*Aim of the task*. From the records below, work out how many lines contain "Bolanz". Reply with that number alone.

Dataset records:
____________
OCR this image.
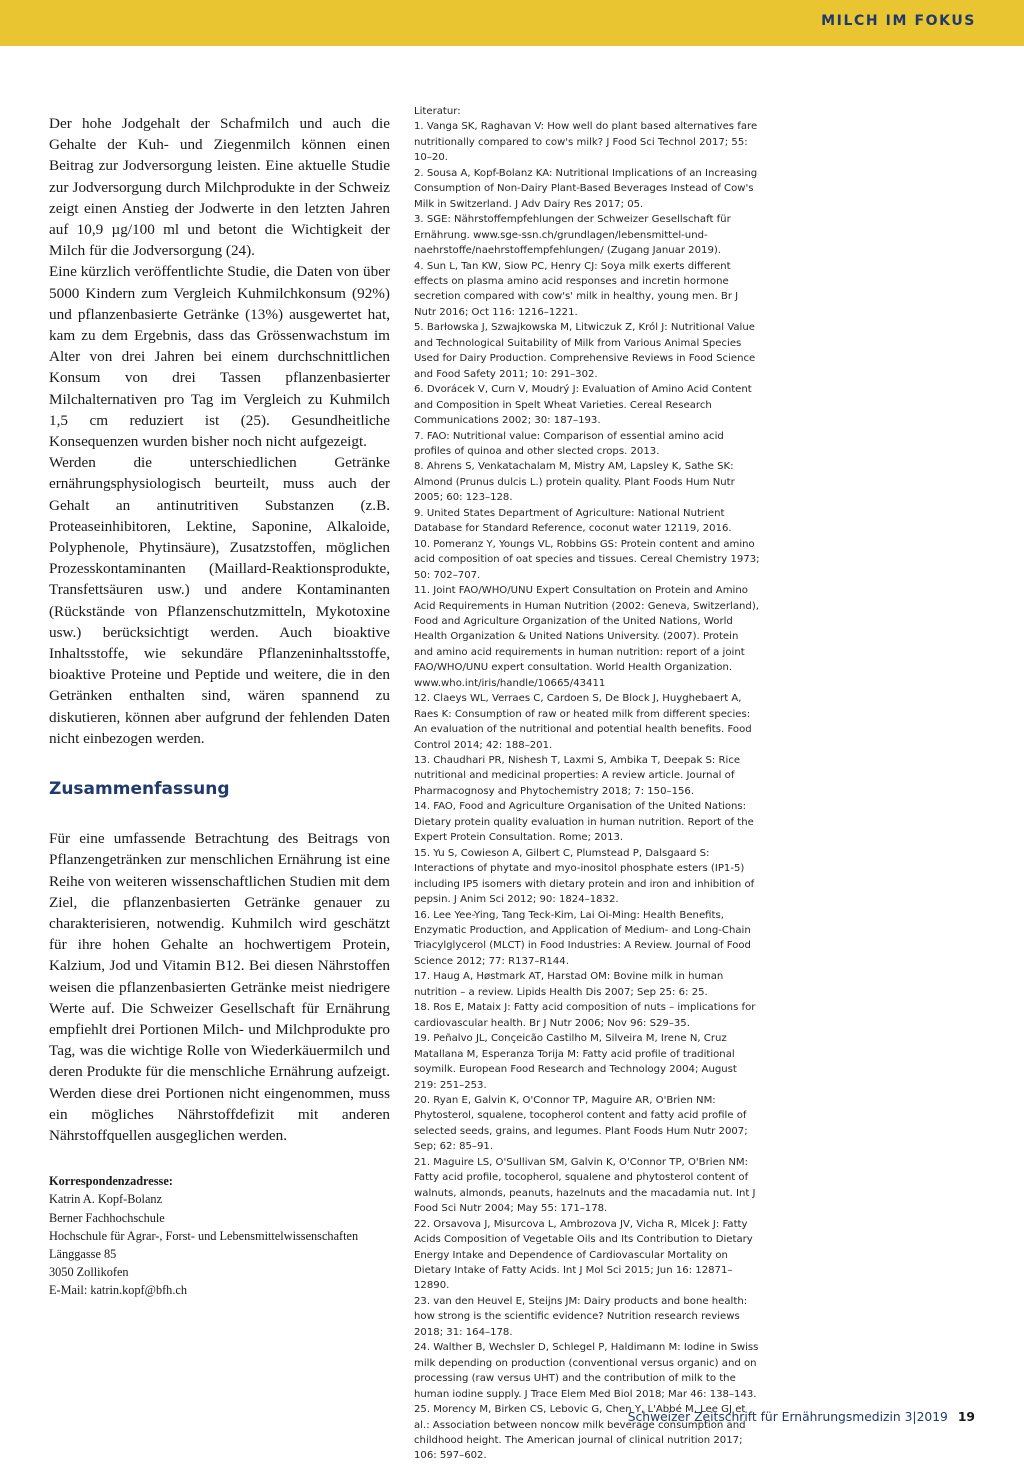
MILCH IM FOKUS

Der hohe Jodgehalt der Schafmilch und auch die Gehalte der Kuh- und Ziegenmilch können einen Beitrag zur Jodversorgung leisten. Eine aktuelle Studie zur Jodversorgung durch Milchprodukte in der Schweiz zeigt einen Anstieg der Jodwerte in den letzten Jahren auf 10,9 µg/100 ml und betont die Wichtigkeit der Milch für die Jodversorgung (24).

Eine kürzlich veröffentlichte Studie, die Daten von über 5000 Kindern zum Vergleich Kuhmilchkonsum (92%) und pflanzenbasierte Getränke (13%) ausgewertet hat, kam zu dem Ergebnis, dass das Grössenwachstum im Alter von drei Jahren bei einem durchschnittlichen Konsum von drei Tassen pflanzenbasierter Milchalternativen pro Tag im Vergleich zu Kuhmilch 1,5 cm reduziert ist (25). Gesundheitliche Konsequenzen wurden bisher noch nicht aufgezeigt.

Werden die unterschiedlichen Getränke ernährungsphysiologisch beurteilt, muss auch der Gehalt an antinutritiven Substanzen (z.B. Proteaseinhibitoren, Lektine, Saponine, Alkaloide, Polyphenole, Phytinsäure), Zusatzstoffen, möglichen Prozesskontaminanten (Maillard-Reaktionsprodukte, Transfettsäuren usw.) und andere Kontaminanten (Rückstände von Pflanzenschutzmitteln, Mykotoxine usw.) berücksichtigt werden. Auch bioaktive Inhaltsstoffe, wie sekundäre Pflanzeninhaltsstoffe, bioaktive Proteine und Peptide und weitere, die in den Getränken enthalten sind, wären spannend zu diskutieren, können aber aufgrund der fehlenden Daten nicht einbezogen werden.

Zusammenfassung

Für eine umfassende Betrachtung des Beitrags von Pflanzengetränken zur menschlichen Ernährung ist eine Reihe von weiteren wissenschaftlichen Studien mit dem Ziel, die pflanzenbasierten Getränke genauer zu charakterisieren, notwendig. Kuhmilch wird geschätzt für ihre hohen Gehalte an hochwertigem Protein, Kalzium, Jod und Vitamin B12. Bei diesen Nährstoffen weisen die pflanzenbasierten Getränke meist niedrigere Werte auf. Die Schweizer Gesellschaft für Ernährung empfiehlt drei Portionen Milch- und Milchprodukte pro Tag, was die wichtige Rolle von Wiederkäuermilch und deren Produkte für die menschliche Ernährung aufzeigt. Werden diese drei Portionen nicht eingenommen, muss ein mögliches Nährstoffdefizit mit anderen Nährstoffquellen ausgeglichen werden.

Korrespondenzadresse:
Katrin A. Kopf-Bolanz
Berner Fachhochschule
Hochschule für Agrar-, Forst- und Lebensmittelwissenschaften
Länggasse 85
3050 Zollikofen
E-Mail: katrin.kopf@bfh.ch
Literatur:
1. Vanga SK, Raghavan V: How well do plant based alternatives fare nutritionally compared to cow's milk? J Food Sci Technol 2017; 55: 10–20.
2. Sousa A, Kopf-Bolanz KA: Nutritional Implications of an Increasing Consumption of Non-Dairy Plant-Based Beverages Instead of Cow's Milk in Switzerland. J Adv Dairy Res 2017; 05.
3. SGE: Nährstoffempfehlungen der Schweizer Gesellschaft für Ernährung. www.sge-ssn.ch/grundlagen/lebensmittel-und-naehrstoffe/naehrstoffempfehlungen/ (Zugang Januar 2019).
4. Sun L, Tan KW, Siow PC, Henry CJ: Soya milk exerts different effects on plasma amino acid responses and incretin hormone secretion compared with cow's' milk in healthy, young men. Br J Nutr 2016; Oct 116: 1216–1221.
5. Barłowska J, Szwajkowska M, Litwiczuk Z, Król J: Nutritional Value and Technological Suitability of Milk from Various Animal Species Used for Dairy Production. Comprehensive Reviews in Food Science and Food Safety 2011; 10: 291–302.
6. Dvorácek V, Curn V, Moudrý J: Evaluation of Amino Acid Content and Composition in Spelt Wheat Varieties. Cereal Research Communications 2002; 30: 187–193.
7. FAO: Nutritional value: Comparison of essential amino acid profiles of quinoa and other slected crops. 2013.
8. Ahrens S, Venkatachalam M, Mistry AM, Lapsley K, Sathe SK: Almond (Prunus dulcis L.) protein quality. Plant Foods Hum Nutr 2005; 60: 123–128.
9. United States Department of Agriculture: National Nutrient Database for Standard Reference, coconut water 12119, 2016.
10. Pomeranz Y, Youngs VL, Robbins GS: Protein content and amino acid composition of oat species and tissues. Cereal Chemistry 1973; 50: 702–707.
11. Joint FAO/WHO/UNU Expert Consultation on Protein and Amino Acid Requirements in Human Nutrition (2002: Geneva, Switzerland), Food and Agriculture Organization of the United Nations, World Health Organization & United Nations University. (2007). Protein and amino acid requirements in human nutrition: report of a joint FAO/WHO/UNU expert consultation. World Health Organization. www.who.int/iris/handle/10665/43411
12. Claeys WL, Verraes C, Cardoen S, De Block J, Huyghebaert A, Raes K: Consumption of raw or heated milk from different species: An evaluation of the nutritional and potential health benefits. Food Control 2014; 42: 188–201.
13. Chaudhari PR, Nishesh T, Laxmi S, Ambika T, Deepak S: Rice nutritional and medicinal properties: A review article. Journal of Pharmacognosy and Phytochemistry 2018; 7: 150–156.
14. FAO, Food and Agriculture Organisation of the United Nations: Dietary protein quality evaluation in human nutrition. Report of the Expert Protein Consultation. Rome; 2013.
15. Yu S, Cowieson A, Gilbert C, Plumstead P, Dalsgaard S: Interactions of phytate and myo-inositol phosphate esters (IP1-5) including IP5 isomers with dietary protein and iron and inhibition of pepsin. J Anim Sci 2012; 90: 1824–1832.
16. Lee Yee-Ying, Tang Teck-Kim, Lai Oi-Ming: Health Benefits, Enzymatic Production, and Application of Medium- and Long-Chain Triacylglycerol (MLCT) in Food Industries: A Review. Journal of Food Science 2012; 77: R137–R144.
17. Haug A, Høstmark AT, Harstad OM: Bovine milk in human nutrition – a review. Lipids Health Dis 2007; Sep 25: 6: 25.
18. Ros E, Mataix J: Fatty acid composition of nuts – implications for cardiovascular health. Br J Nutr 2006; Nov 96: S29–35.
19. Peñalvo JL, Conçeicão Castilho M, Silveira M, Irene N, Cruz Matallana M, Esperanza Torija M: Fatty acid profile of traditional soymilk. European Food Research and Technology 2004; August 219: 251–253.
20. Ryan E, Galvin K, O'Connor TP, Maguire AR, O'Brien NM: Phytosterol, squalene, tocopherol content and fatty acid profile of selected seeds, grains, and legumes. Plant Foods Hum Nutr 2007; Sep; 62: 85–91.
21. Maguire LS, O'Sullivan SM, Galvin K, O'Connor TP, O'Brien NM: Fatty acid profile, tocopherol, squalene and phytosterol content of walnuts, almonds, peanuts, hazelnuts and the macadamia nut. Int J Food Sci Nutr 2004; May 55: 171–178.
22. Orsavova J, Misurcova L, Ambrozova JV, Vicha R, Mlcek J: Fatty Acids Composition of Vegetable Oils and Its Contribution to Dietary Energy Intake and Dependence of Cardiovascular Mortality on Dietary Intake of Fatty Acids. Int J Mol Sci 2015; Jun 16: 12871–12890.
23. van den Heuvel E, Steijns JM: Dairy products and bone health: how strong is the scientific evidence? Nutrition research reviews 2018; 31: 164–178.
24. Walther B, Wechsler D, Schlegel P, Haldimann M: Iodine in Swiss milk depending on production (conventional versus organic) and on processing (raw versus UHT) and the contribution of milk to the human iodine supply. J Trace Elem Med Biol 2018; Mar 46: 138–143.
25. Morency M, Birken CS, Lebovic G, Chen Y, L'Abbé M, Lee GJ et al.: Association between noncow milk beverage consumption and childhood height. The American journal of clinical nutrition 2017; 106: 597–602.
Schweizer Zeitschrift für Ernährungsmedizin 3|2019 19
____________
*Response to the exercise*. 2